- [PAGE EXTRACT]:
While each of our paths was different, when we look back on how we ended up working in higher education, we realize that we didn’t get here alone. In our corner we had a teacher, a mentor or a coach believing in us, instructing us and motivating us along the way. Bill Walsh, former coach for the San Francisco 49ers, is known for saying “The four most powerful words are: I believe in you” (Alaimo, 2018, para. 17). Sometimes that makes all the difference.

The word “coach” has been around for nearly 200 years. Although most of us associate the term with sports, it actually originated in academia in 1830 when Oxford University used “coach” as slang for their tutors who “carried students through an exam” (Wiktionary, n.d., para. 1).

Today, you can find a coach for every aspect of life (sports teams, personal fitness, financial choices, etc.) and no matter what, their role remains unchanged: They help set direction, they motivate toward set goals, they give feedback when mistakes are made, they encourage when things get frustrating and they challenge when monotony sets in. Our role in working with students is to help carry them through. Here are some tips for coaching your students to success.

Instruct them toward success

In my many years on the basketball court and in the classroom, I’ve learned how similar my role is. In both areas, I instruct, motivate and encourage students toward learning objectives. At times, athletes on the court or students in the classroom get off track and lose sight of the goal. They might need clarification or further direction on a play or an assignment. Our role is to continue to lead them down the learning path, instruct them in the content and provide the means for meeting a learning objective.

Build understanding through practice

As a coach, I know the importance of practice. On the court, we drill many times each day so they can execute plays when it’s game time. Practicing plays from a playbook consistently over time leads to increased understanding and mastery. Our classroom practice is similar. Students that consistently practice content throughout the course will retain information at a higher level and be able to apply that knowledge on assessments.

Keep them engaged in the game

It’s easy to keep our star players or star students engaged. They are the ones who are in the middle of the game, deep in discussion or asking clarifying questions. Other athletes on the bench or students on the fringe can often feel disconnected with the content or isolated from others as they struggle to navigate coursework. Encouraging discussion, keeping tabs on those who miss assignments or ensuring initial understanding can go a long way to build student confidence and keep them engaged.

- [ENTRIES]:
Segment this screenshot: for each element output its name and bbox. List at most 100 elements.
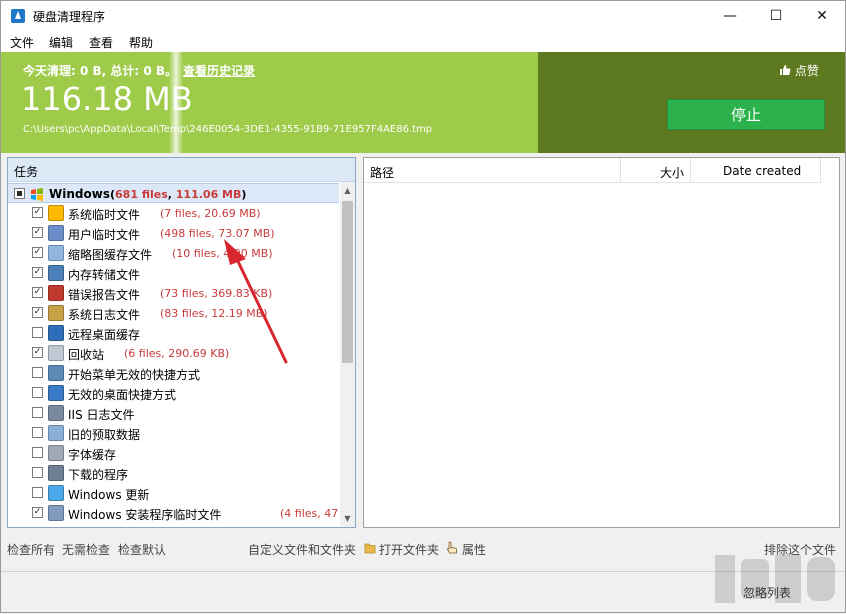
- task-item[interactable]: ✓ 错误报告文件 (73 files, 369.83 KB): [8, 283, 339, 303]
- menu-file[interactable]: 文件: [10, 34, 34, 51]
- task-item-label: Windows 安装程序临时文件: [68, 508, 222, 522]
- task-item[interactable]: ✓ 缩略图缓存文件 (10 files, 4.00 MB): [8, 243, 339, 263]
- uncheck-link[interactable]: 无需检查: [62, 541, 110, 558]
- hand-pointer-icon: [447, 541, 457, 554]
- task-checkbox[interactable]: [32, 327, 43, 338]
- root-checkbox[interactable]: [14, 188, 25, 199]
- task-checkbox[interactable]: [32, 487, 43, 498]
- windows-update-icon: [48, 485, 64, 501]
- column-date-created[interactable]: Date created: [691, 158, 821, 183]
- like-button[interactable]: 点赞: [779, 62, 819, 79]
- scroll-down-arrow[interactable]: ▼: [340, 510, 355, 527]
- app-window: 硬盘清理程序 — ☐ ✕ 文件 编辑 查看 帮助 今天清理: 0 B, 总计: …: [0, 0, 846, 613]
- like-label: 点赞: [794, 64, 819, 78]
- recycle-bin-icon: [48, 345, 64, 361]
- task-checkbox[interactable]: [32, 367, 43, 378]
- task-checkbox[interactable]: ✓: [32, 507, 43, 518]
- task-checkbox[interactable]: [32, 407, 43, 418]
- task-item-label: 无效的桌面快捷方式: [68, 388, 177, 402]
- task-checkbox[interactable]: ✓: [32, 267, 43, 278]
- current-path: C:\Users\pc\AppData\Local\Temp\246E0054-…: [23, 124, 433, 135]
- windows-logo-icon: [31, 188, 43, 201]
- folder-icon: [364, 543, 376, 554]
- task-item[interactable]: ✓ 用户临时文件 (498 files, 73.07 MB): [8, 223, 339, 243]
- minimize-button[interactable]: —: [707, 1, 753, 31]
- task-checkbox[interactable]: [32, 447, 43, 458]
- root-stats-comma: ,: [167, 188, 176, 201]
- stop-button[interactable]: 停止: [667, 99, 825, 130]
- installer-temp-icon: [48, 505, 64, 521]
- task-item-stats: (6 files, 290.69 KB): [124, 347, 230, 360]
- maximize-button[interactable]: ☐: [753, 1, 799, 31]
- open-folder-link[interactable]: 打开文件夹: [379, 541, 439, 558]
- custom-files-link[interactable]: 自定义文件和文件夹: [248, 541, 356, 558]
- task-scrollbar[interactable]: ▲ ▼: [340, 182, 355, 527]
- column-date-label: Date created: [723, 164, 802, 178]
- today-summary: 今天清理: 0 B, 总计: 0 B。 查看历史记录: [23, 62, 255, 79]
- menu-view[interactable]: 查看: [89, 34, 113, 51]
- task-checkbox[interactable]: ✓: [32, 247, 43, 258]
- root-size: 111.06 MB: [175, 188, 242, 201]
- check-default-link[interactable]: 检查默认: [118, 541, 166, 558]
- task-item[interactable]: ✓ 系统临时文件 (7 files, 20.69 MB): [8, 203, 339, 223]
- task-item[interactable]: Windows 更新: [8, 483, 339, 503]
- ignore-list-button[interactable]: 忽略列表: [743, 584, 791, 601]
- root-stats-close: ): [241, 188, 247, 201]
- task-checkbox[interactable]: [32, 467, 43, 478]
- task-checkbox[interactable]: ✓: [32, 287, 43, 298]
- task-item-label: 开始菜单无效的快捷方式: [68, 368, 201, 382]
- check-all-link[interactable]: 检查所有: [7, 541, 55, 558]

- [WRITTEN REQUEST]:
Please rewrite the passage on coaching students, starting at "While each of" and ending at "n.d., para. 1).", with "mentor" changed to "guide".

- [EXERCISE SOLUTION]:
While each of our paths was different, when we look back on how we ended up working in higher education, we realize that we didn’t get here alone. In our corner we had a teacher, a guide or a coach believing in us, instructing us and motivating us along the way. Bill Walsh, former coach for the San Francisco 49ers, is known for saying “The four most powerful words are: I believe in you” (Alaimo, 2018, para. 17). Sometimes that makes all the difference.

The word “coach” has been around for nearly 200 years. Although most of us associate the term with sports, it actually originated in academia in 1830 when Oxford University used “coach” as slang for their tutors who “carried students through an exam” (Wiktionary, n.d., para. 1).